◆ DIRECTION
Reproduce all lines of the listing below in which the word "this" occurs.

───── RECORDS SUPPLIED ─────

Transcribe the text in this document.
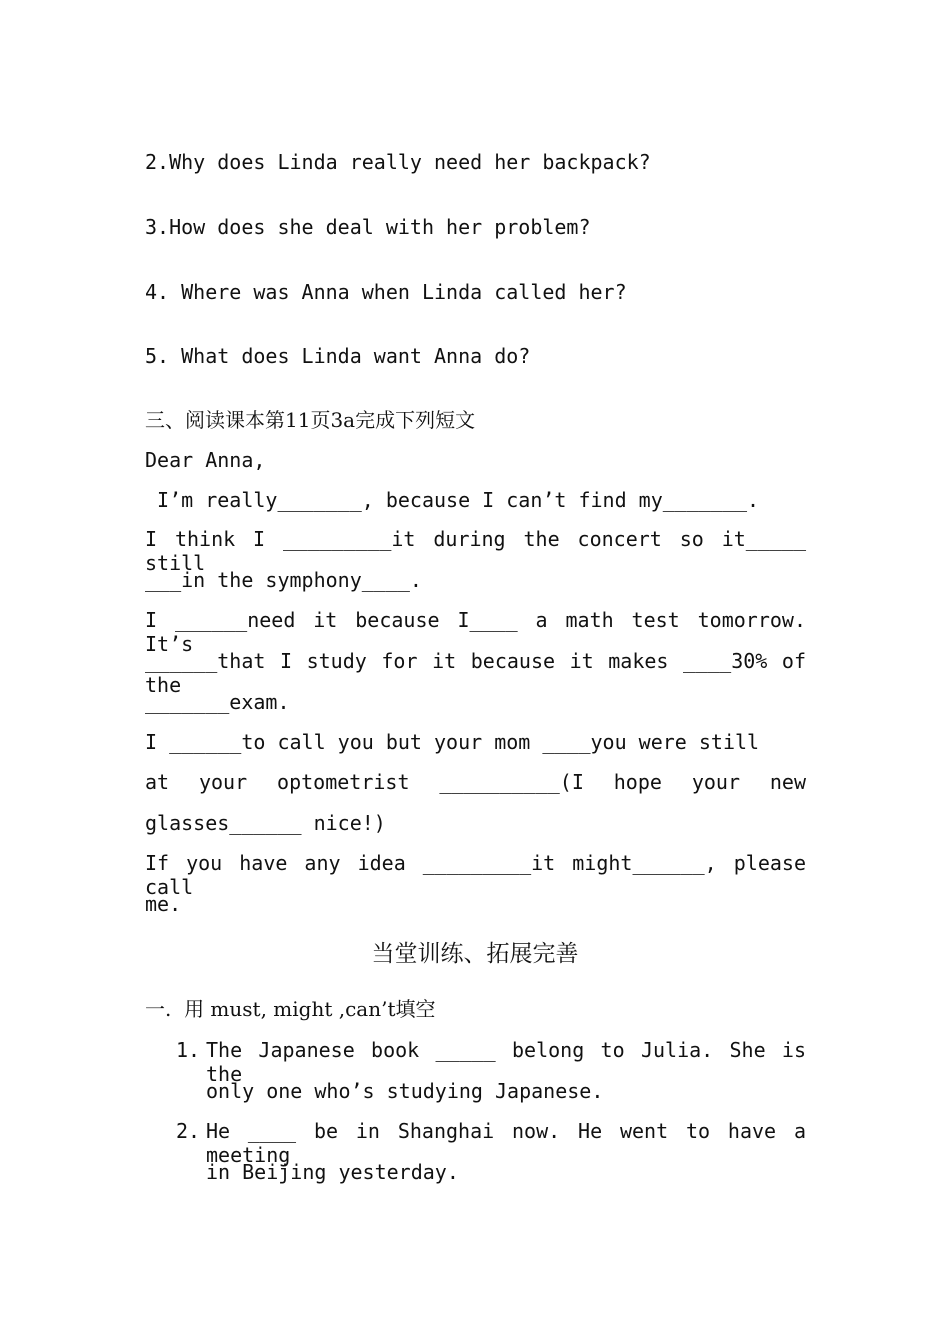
2.Why does Linda really need her backpack?
3.How does she deal with her problem?
4. Where was Anna when Linda called her?
5. What does Linda want Anna do?
三、阅读课本第11页3a完成下列短文
Dear Anna,
I’m really_______, because I can’t find my_______.
I think I _________it during the concert so it_____ still
___in the symphony____.
I ______need it because I____ a math test tomorrow. It’s
______that I study for it because it makes ____30% of the
_______exam.
I ______to call you but your mom ____you were still
at your optometrist __________(I hope your new
glasses______ nice!)
If you have any idea _________it might______, please call
me.
当堂训练、拓展完善
一.  用 must, might ,can’t填空
1. The Japanese book _____ belong to Julia. She is the
only one who’s studying Japanese.
2. He ____ be in Shanghai now. He went to have a meeting
in Beijing yesterday.
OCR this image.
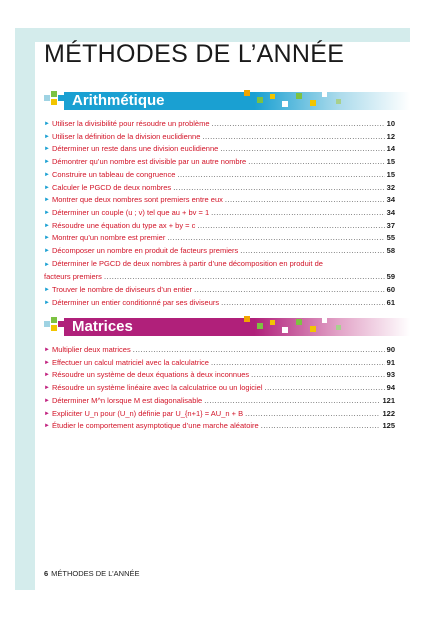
MÉTHODES DE L’ANNÉE
Arithmétique
► Utiliser la divisibilité pour résoudre un problème .....	10
► Utiliser la définition de la division euclidienne .....	12
► Déterminer un reste dans une division euclidienne .....	14
► Démontrer qu’un nombre est divisible par un autre nombre .....	15
► Construire un tableau de congruence .....	15
► Calculer le PGCD de deux nombres .....	32
► Montrer que deux nombres sont premiers entre eux .....	34
► Déterminer un couple (u ; v) tel que au + bv = 1 .....	34
► Résoudre une équation du type ax + by = c .....	37
► Montrer qu’un nombre est premier .....	55
► Décomposer un nombre en produit de facteurs premiers .....	58
► Déterminer le PGCD de deux nombres à partir d’une décomposition en produit de
facteurs premiers .....	59
► Trouver le nombre de diviseurs d’un entier .....	60
► Déterminer un entier conditionné par ses diviseurs .....	61
Matrices
► Multiplier deux matrices .....	90
► Effectuer un calcul matriciel avec la calculatrice .....	91
► Résoudre un système de deux équations à deux inconnues .....	93
► Résoudre un système linéaire avec la calculatrice ou un logiciel .....	94
► Déterminer M^n lorsque M est diagonalisable .....	121
► Expliciter U_n pour (U_n) définie par U_{n+1} = AU_n + B .....	122
► Étudier le comportement asymptotique d’une marche aléatoire .....	125
6 MÉTHODES DE L’ANNÉE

─────

◆ TASK OUTPUT
Transcribe the text in this document.
OCR this image.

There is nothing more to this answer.